[Element position data]
--- Begin ---

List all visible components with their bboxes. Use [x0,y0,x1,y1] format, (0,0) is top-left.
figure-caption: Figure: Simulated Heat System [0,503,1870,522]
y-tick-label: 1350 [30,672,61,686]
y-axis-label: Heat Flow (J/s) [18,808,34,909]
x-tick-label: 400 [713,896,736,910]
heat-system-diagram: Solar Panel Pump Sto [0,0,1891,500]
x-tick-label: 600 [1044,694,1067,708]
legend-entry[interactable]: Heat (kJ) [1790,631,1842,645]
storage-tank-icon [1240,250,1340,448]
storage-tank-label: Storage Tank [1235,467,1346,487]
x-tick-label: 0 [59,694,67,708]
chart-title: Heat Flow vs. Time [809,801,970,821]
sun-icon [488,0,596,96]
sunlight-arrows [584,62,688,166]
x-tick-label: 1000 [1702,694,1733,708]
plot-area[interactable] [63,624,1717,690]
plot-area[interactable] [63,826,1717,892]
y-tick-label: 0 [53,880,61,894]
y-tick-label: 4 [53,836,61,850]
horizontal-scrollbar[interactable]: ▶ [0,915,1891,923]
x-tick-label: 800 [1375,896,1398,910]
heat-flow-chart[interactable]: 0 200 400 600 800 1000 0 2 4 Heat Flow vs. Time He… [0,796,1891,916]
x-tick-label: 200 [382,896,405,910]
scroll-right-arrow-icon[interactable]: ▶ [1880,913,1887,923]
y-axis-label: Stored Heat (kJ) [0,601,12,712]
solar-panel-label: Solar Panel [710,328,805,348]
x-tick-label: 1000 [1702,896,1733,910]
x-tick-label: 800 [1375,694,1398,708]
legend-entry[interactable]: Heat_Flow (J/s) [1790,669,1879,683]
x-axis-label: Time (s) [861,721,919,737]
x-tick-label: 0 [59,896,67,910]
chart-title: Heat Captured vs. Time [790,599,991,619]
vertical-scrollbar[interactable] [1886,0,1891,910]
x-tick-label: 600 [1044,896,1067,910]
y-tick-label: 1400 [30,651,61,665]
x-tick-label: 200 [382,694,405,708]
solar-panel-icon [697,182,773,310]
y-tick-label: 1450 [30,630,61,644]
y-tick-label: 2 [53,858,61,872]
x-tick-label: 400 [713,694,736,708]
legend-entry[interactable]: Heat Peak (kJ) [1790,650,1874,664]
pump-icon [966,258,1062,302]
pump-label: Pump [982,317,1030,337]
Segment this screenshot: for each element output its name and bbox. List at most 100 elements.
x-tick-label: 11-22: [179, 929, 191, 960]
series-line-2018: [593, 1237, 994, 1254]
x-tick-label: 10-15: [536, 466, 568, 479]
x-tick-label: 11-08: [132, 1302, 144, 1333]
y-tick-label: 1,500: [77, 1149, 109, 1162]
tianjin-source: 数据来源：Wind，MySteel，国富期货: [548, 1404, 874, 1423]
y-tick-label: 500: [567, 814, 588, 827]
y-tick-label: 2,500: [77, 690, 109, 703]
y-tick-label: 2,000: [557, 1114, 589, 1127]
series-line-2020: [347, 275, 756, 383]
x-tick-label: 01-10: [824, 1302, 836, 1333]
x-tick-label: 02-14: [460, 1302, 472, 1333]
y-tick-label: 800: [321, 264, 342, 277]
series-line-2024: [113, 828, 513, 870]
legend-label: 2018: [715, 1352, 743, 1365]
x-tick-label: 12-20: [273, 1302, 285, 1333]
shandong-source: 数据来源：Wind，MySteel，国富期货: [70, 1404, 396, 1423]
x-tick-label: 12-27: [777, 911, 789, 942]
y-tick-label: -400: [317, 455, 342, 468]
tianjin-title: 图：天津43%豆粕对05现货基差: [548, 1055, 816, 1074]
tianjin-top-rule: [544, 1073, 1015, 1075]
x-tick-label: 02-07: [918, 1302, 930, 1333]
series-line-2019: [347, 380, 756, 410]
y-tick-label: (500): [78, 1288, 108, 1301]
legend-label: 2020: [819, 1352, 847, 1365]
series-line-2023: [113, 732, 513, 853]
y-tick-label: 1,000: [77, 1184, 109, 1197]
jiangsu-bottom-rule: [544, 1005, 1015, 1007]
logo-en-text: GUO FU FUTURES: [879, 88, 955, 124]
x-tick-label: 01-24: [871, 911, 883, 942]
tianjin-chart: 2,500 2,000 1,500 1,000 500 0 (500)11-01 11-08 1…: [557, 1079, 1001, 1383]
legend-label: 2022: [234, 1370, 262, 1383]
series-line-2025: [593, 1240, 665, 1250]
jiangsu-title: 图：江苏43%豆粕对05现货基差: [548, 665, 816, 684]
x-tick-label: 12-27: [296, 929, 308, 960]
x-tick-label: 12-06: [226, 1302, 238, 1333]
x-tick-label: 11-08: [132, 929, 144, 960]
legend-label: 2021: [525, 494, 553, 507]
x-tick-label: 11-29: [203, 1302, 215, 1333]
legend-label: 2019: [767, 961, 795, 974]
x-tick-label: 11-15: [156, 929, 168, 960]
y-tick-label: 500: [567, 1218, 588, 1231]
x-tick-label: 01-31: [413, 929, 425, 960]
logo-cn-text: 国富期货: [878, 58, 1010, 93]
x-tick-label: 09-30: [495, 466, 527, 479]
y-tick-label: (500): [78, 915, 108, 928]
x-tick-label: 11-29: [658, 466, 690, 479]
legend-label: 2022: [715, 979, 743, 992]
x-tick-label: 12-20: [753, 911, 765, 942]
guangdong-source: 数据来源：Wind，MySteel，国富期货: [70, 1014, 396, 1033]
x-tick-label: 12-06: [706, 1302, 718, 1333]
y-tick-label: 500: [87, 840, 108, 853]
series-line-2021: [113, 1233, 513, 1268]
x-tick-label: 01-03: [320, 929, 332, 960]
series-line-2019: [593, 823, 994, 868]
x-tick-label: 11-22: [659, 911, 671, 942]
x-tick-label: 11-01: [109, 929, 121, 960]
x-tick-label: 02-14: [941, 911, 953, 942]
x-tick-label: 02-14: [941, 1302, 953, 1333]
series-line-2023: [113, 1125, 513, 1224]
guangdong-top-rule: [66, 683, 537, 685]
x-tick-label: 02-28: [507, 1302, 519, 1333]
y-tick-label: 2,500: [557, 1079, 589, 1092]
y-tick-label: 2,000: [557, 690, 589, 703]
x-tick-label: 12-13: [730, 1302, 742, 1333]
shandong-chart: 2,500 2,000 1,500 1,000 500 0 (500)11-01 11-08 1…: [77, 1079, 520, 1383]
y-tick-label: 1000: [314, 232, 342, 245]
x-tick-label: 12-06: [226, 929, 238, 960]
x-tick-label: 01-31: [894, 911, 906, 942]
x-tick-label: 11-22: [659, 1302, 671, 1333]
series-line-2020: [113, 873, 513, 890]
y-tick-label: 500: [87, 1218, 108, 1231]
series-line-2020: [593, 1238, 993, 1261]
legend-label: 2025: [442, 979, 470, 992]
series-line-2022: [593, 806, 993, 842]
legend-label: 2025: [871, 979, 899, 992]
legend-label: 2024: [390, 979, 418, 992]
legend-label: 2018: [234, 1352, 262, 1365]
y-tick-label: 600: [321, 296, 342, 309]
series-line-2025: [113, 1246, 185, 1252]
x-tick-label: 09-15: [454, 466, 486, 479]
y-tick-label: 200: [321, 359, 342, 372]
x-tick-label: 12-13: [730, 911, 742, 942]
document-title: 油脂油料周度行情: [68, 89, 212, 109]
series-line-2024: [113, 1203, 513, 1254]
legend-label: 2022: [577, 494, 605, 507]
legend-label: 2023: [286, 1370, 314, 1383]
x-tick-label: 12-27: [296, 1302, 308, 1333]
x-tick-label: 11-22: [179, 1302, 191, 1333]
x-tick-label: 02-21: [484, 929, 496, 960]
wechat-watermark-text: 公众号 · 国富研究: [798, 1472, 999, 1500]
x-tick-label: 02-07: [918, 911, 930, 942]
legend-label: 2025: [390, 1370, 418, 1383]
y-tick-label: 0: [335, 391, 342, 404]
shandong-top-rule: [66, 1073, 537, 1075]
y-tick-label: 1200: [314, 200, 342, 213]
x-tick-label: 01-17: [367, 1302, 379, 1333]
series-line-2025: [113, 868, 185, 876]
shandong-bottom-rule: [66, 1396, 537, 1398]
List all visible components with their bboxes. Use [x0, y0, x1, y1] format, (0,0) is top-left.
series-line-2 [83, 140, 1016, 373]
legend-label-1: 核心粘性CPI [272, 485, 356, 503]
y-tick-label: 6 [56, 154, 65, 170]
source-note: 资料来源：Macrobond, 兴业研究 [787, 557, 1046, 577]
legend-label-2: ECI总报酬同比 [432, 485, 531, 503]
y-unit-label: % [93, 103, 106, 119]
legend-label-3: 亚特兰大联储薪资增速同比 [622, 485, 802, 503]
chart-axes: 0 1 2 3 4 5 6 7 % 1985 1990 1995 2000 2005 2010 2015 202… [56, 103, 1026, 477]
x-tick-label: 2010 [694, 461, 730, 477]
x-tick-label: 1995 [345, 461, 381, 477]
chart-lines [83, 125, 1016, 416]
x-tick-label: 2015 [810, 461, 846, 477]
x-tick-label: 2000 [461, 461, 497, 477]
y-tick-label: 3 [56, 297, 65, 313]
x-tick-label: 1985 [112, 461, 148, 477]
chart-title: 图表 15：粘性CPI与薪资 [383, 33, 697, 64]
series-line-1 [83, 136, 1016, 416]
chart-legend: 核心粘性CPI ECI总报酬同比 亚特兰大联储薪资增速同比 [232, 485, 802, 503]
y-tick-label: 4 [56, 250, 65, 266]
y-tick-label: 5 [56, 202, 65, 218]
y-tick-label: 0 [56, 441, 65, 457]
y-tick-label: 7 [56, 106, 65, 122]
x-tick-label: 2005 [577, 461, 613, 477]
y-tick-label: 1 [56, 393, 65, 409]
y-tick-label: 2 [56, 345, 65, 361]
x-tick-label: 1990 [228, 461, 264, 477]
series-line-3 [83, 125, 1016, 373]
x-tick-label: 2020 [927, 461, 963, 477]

--- End ---

#### Set task
Edit the entries from their first line through the line containing "y-tick-label: 1,500: [77, 1149, 109, 1162]", changing every "legend-entry" to "legend-item" and leaving everything else unchanged. Return only those lines.

#### Result of the exercise
List all visible components with their bboxes. Use [x0,y0,x1,y1] format, (0,0) is top-left.
figure-caption: Figure: Simulated Heat System [0,503,1870,522]
y-tick-label: 1350 [30,672,61,686]
y-axis-label: Heat Flow (J/s) [18,808,34,909]
x-tick-label: 400 [713,896,736,910]
heat-system-diagram: Solar Panel Pump Sto [0,0,1891,500]
x-tick-label: 600 [1044,694,1067,708]
legend-item[interactable]: Heat (kJ) [1790,631,1842,645]
storage-tank-icon [1240,250,1340,448]
storage-tank-label: Storage Tank [1235,467,1346,487]
x-tick-label: 0 [59,694,67,708]
chart-title: Heat Flow vs. Time [809,801,970,821]
sun-icon [488,0,596,96]
sunlight-arrows [584,62,688,166]
x-tick-label: 1000 [1702,694,1733,708]
plot-area[interactable] [63,624,1717,690]
plot-area[interactable] [63,826,1717,892]
y-tick-label: 0 [53,880,61,894]
y-tick-label: 4 [53,836,61,850]
horizontal-scrollbar[interactable]: ▶ [0,915,1891,923]
x-tick-label: 800 [1375,896,1398,910]
heat-flow-chart[interactable]: 0 200 400 600 800 1000 0 2 4 Heat Flow vs. Time He… [0,796,1891,916]
x-tick-label: 200 [382,896,405,910]
scroll-right-arrow-icon[interactable]: ▶ [1880,913,1887,923]
y-axis-label: Stored Heat (kJ) [0,601,12,712]
solar-panel-label: Solar Panel [710,328,805,348]
x-tick-label: 1000 [1702,896,1733,910]
x-tick-label: 800 [1375,694,1398,708]
legend-item[interactable]: Heat_Flow (J/s) [1790,669,1879,683]
x-axis-label: Time (s) [861,721,919,737]
x-tick-label: 0 [59,896,67,910]
chart-title: Heat Captured vs. Time [790,599,991,619]
vertical-scrollbar[interactable] [1886,0,1891,910]
x-tick-label: 600 [1044,896,1067,910]
y-tick-label: 1400 [30,651,61,665]
x-tick-label: 200 [382,694,405,708]
solar-panel-icon [697,182,773,310]
y-tick-label: 1450 [30,630,61,644]
y-tick-label: 2 [53,858,61,872]
x-tick-label: 400 [713,694,736,708]
legend-item[interactable]: Heat Peak (kJ) [1790,650,1874,664]
pump-icon [966,258,1062,302]
pump-label: Pump [982,317,1030,337]
Segment this screenshot: for each element output its name and bbox. List at most 100 elements.
x-tick-label: 11-22: [179, 929, 191, 960]
series-line-2018: [593, 1237, 994, 1254]
x-tick-label: 10-15: [536, 466, 568, 479]
x-tick-label: 11-08: [132, 1302, 144, 1333]
y-tick-label: 1,500: [77, 1149, 109, 1162]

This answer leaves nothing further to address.